[Chart and figure data]
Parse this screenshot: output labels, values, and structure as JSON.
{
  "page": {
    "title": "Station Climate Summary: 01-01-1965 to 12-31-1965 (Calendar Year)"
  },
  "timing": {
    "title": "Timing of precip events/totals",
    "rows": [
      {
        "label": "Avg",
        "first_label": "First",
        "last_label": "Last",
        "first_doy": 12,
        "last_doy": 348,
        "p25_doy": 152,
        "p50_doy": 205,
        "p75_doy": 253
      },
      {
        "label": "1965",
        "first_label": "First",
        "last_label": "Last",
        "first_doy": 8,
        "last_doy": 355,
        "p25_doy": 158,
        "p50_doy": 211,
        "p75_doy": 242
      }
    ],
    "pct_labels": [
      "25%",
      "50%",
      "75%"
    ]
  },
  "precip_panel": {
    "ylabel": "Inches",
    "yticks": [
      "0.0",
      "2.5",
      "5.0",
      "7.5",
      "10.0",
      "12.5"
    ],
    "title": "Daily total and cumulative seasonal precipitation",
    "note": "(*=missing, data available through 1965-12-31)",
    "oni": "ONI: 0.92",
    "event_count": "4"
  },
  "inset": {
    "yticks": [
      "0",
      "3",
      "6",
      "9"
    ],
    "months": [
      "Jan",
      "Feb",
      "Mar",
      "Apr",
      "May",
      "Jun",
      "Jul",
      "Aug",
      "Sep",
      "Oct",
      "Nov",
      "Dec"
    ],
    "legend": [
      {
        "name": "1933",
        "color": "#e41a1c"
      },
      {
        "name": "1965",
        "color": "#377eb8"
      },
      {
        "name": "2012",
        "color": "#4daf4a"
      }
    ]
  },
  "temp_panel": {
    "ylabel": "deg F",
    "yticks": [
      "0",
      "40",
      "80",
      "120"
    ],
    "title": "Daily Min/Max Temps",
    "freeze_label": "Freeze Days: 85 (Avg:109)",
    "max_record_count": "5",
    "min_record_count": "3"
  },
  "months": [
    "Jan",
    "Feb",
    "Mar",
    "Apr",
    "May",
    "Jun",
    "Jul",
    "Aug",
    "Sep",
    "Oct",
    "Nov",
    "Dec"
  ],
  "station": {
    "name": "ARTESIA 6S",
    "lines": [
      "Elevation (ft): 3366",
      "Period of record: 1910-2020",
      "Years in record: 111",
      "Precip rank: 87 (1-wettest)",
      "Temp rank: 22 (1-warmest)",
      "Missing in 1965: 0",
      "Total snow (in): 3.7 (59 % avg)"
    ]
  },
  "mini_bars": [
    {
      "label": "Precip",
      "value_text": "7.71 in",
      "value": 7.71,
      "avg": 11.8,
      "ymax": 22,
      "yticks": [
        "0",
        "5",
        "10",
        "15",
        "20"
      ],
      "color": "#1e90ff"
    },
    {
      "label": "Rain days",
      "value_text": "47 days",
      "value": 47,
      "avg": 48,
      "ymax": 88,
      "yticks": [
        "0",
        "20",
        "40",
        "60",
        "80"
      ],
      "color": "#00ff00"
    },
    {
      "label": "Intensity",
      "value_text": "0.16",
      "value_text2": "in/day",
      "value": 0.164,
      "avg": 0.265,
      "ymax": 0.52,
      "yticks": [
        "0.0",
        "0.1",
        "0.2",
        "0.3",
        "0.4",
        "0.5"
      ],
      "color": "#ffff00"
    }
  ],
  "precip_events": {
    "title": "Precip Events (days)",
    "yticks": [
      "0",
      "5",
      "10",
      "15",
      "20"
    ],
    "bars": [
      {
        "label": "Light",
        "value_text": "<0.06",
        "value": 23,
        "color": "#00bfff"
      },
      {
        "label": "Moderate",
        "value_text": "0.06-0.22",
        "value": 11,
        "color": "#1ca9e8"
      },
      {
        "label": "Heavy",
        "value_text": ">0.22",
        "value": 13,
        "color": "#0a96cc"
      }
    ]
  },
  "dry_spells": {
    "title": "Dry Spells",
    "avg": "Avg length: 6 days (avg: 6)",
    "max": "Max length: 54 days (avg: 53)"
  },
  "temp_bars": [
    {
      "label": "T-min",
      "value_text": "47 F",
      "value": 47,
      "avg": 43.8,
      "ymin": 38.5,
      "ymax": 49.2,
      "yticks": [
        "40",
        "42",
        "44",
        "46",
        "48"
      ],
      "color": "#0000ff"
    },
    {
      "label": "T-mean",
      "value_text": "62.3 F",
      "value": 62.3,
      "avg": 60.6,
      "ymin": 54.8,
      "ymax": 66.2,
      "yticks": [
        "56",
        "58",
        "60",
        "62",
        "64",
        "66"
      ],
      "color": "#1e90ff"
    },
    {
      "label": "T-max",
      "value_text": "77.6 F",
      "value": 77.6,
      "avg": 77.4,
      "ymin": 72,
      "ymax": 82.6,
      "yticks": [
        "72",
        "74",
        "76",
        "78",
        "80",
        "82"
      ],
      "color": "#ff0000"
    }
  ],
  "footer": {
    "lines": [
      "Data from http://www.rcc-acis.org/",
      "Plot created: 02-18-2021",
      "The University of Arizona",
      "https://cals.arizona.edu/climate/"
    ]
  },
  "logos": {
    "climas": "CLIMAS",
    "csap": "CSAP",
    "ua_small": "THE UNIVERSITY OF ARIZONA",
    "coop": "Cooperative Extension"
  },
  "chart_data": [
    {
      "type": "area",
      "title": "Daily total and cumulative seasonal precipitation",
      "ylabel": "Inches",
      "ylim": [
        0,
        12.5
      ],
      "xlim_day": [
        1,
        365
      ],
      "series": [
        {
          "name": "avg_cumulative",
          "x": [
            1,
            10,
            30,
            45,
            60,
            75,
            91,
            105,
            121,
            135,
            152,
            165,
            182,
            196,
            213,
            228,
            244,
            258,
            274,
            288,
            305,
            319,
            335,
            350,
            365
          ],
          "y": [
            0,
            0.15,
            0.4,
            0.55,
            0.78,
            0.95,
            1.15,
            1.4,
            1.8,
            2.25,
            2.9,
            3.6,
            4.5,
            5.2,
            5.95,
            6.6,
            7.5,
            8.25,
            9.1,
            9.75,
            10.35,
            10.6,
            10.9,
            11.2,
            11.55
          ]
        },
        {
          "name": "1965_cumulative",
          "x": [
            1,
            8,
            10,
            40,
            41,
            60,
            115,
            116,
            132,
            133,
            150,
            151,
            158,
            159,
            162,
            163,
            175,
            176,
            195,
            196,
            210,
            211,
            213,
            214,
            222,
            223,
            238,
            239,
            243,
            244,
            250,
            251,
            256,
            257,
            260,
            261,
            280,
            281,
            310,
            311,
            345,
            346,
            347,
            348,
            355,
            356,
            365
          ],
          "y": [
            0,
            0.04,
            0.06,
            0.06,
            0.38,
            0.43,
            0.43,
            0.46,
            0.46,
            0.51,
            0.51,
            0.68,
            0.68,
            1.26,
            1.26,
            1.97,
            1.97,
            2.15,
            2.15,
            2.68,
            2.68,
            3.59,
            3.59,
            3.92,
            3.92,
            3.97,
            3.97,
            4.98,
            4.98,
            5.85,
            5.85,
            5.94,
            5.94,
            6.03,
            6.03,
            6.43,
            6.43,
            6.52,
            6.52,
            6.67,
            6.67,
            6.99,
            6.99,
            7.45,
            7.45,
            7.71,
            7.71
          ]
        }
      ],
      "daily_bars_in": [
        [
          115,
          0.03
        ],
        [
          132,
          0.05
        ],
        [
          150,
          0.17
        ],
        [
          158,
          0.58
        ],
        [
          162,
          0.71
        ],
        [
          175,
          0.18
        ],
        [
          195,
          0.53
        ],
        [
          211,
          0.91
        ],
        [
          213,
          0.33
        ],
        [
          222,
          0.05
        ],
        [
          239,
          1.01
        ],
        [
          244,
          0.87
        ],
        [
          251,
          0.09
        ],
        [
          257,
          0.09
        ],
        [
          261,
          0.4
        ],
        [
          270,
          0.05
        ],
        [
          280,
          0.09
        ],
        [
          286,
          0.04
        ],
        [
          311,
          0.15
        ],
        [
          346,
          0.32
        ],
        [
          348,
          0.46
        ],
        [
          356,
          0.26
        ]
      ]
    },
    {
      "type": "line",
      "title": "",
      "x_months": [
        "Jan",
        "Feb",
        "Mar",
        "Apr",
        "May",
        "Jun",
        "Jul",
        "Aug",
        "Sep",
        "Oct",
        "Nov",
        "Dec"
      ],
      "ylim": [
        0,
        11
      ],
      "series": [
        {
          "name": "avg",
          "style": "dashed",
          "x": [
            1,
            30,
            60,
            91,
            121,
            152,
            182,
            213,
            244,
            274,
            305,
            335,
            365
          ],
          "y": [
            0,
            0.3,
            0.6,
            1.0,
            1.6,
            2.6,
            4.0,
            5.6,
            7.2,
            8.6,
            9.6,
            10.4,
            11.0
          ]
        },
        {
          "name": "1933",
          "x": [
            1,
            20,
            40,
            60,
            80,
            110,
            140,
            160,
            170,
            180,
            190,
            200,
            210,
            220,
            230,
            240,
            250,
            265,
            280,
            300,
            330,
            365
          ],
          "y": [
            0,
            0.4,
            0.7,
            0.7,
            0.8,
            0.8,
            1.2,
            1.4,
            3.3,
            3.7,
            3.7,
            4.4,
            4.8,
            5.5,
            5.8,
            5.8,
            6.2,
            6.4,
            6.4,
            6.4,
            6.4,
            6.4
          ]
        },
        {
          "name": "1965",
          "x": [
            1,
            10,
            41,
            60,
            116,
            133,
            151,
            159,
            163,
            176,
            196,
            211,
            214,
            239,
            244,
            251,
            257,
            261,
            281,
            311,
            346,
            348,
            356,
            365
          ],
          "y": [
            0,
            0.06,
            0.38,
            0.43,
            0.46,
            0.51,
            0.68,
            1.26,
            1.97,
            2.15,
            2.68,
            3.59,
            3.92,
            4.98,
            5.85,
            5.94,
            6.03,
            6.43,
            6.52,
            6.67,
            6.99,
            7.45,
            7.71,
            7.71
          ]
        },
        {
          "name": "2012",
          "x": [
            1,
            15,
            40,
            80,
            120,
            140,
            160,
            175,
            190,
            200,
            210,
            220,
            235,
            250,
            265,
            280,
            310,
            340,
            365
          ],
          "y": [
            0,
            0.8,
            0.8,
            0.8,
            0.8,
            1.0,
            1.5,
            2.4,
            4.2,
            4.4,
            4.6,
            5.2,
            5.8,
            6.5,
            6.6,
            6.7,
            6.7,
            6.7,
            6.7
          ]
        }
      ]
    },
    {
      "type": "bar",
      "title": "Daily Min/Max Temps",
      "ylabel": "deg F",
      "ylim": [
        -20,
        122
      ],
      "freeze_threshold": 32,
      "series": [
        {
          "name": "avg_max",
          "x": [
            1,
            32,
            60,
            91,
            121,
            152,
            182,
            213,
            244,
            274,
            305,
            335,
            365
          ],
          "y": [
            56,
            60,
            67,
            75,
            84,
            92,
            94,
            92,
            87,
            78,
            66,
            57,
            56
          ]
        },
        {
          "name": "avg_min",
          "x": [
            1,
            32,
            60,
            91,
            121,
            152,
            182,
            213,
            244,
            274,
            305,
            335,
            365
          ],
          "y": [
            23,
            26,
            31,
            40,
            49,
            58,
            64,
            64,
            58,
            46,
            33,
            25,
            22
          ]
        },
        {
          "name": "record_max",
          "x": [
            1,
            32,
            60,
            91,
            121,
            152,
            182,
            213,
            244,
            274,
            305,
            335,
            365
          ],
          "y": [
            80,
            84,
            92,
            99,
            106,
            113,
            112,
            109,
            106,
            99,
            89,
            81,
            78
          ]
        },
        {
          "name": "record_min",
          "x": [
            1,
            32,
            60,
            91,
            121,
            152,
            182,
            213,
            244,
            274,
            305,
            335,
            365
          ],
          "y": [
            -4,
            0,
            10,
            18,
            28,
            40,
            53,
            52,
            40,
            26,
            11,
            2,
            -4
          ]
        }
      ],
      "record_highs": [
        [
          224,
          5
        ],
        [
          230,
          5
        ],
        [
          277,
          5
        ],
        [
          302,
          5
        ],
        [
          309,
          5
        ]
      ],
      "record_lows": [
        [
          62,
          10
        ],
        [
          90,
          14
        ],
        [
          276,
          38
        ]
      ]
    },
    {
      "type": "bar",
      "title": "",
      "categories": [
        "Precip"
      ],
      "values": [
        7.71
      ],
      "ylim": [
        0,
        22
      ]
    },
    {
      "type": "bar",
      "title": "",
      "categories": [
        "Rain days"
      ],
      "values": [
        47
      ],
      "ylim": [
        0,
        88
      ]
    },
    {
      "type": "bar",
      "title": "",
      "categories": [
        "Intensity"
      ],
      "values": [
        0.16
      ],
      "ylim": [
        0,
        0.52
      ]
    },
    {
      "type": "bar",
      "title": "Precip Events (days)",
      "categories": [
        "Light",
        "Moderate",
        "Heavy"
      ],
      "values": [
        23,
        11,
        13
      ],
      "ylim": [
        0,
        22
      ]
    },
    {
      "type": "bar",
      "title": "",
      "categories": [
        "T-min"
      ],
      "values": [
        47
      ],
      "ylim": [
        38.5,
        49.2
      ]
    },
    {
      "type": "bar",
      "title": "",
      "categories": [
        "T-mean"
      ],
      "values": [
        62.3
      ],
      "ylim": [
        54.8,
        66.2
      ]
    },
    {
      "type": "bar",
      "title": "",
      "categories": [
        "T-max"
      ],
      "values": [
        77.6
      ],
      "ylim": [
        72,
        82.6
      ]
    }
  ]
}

> **Goal of the exercise**:
Take every line from the data above that holds "seasonal" and copy it out.

> **Answer**:
    "title": "Daily total and cumulative seasonal precipitation",
      "title": "Daily total and cumulative seasonal precipitation",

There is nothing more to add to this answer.